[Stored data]

┄┄┄┄┄┄┄┄┄┄┄┄┄┄┄┄┄┄┄┄

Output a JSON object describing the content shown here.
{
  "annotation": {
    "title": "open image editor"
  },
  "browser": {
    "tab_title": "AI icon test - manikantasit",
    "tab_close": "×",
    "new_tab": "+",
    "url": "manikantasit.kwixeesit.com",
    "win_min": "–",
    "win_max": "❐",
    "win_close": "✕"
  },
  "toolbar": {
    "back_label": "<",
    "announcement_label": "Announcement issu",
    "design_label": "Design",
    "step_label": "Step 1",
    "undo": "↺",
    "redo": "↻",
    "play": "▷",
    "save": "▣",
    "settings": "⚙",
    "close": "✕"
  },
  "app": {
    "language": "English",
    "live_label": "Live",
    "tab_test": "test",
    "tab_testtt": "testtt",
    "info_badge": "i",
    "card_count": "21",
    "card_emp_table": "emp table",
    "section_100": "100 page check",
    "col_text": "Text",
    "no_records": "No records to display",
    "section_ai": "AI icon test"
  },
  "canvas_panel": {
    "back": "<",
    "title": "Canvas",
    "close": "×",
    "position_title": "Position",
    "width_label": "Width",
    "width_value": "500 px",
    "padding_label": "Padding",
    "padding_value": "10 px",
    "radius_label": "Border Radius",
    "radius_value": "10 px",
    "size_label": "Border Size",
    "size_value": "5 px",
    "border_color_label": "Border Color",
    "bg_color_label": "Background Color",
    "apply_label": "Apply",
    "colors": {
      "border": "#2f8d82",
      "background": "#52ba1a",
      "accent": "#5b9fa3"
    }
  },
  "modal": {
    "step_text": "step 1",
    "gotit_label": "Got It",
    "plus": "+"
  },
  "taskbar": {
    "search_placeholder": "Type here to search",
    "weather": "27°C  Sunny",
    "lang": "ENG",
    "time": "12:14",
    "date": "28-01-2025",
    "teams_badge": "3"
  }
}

┄┄┄┄┄┄┄┄┄┄┄┄┄┄┄┄┄┄┄┄

DIRECTIONS FOR THIS TASK:
Once more, set down the full listing, verbatim.

RESULT FOR THIS EXERCISE:
Output a JSON object describing the content shown here.
{
  "annotation": {
    "title": "open image editor"
  },
  "browser": {
    "tab_title": "AI icon test - manikantasit",
    "tab_close": "×",
    "new_tab": "+",
    "url": "manikantasit.kwixeesit.com",
    "win_min": "–",
    "win_max": "❐",
    "win_close": "✕"
  },
  "toolbar": {
    "back_label": "<",
    "announcement_label": "Announcement issu",
    "design_label": "Design",
    "step_label": "Step 1",
    "undo": "↺",
    "redo": "↻",
    "play": "▷",
    "save": "▣",
    "settings": "⚙",
    "close": "✕"
  },
  "app": {
    "language": "English",
    "live_label": "Live",
    "tab_test": "test",
    "tab_testtt": "testtt",
    "info_badge": "i",
    "card_count": "21",
    "card_emp_table": "emp table",
    "section_100": "100 page check",
    "col_text": "Text",
    "no_records": "No records to display",
    "section_ai": "AI icon test"
  },
  "canvas_panel": {
    "back": "<",
    "title": "Canvas",
    "close": "×",
    "position_title": "Position",
    "width_label": "Width",
    "width_value": "500 px",
    "padding_label": "Padding",
    "padding_value": "10 px",
    "radius_label": "Border Radius",
    "radius_value": "10 px",
    "size_label": "Border Size",
    "size_value": "5 px",
    "border_color_label": "Border Color",
    "bg_color_label": "Background Color",
    "apply_label": "Apply",
    "colors": {
      "border": "#2f8d82",
      "background": "#52ba1a",
      "accent": "#5b9fa3"
    }
  },
  "modal": {
    "step_text": "step 1",
    "gotit_label": "Got It",
    "plus": "+"
  },
  "taskbar": {
    "search_placeholder": "Type here to search",
    "weather": "27°C  Sunny",
    "lang": "ENG",
    "time": "12:14",
    "date": "28-01-2025",
    "teams_badge": "3"
  }
}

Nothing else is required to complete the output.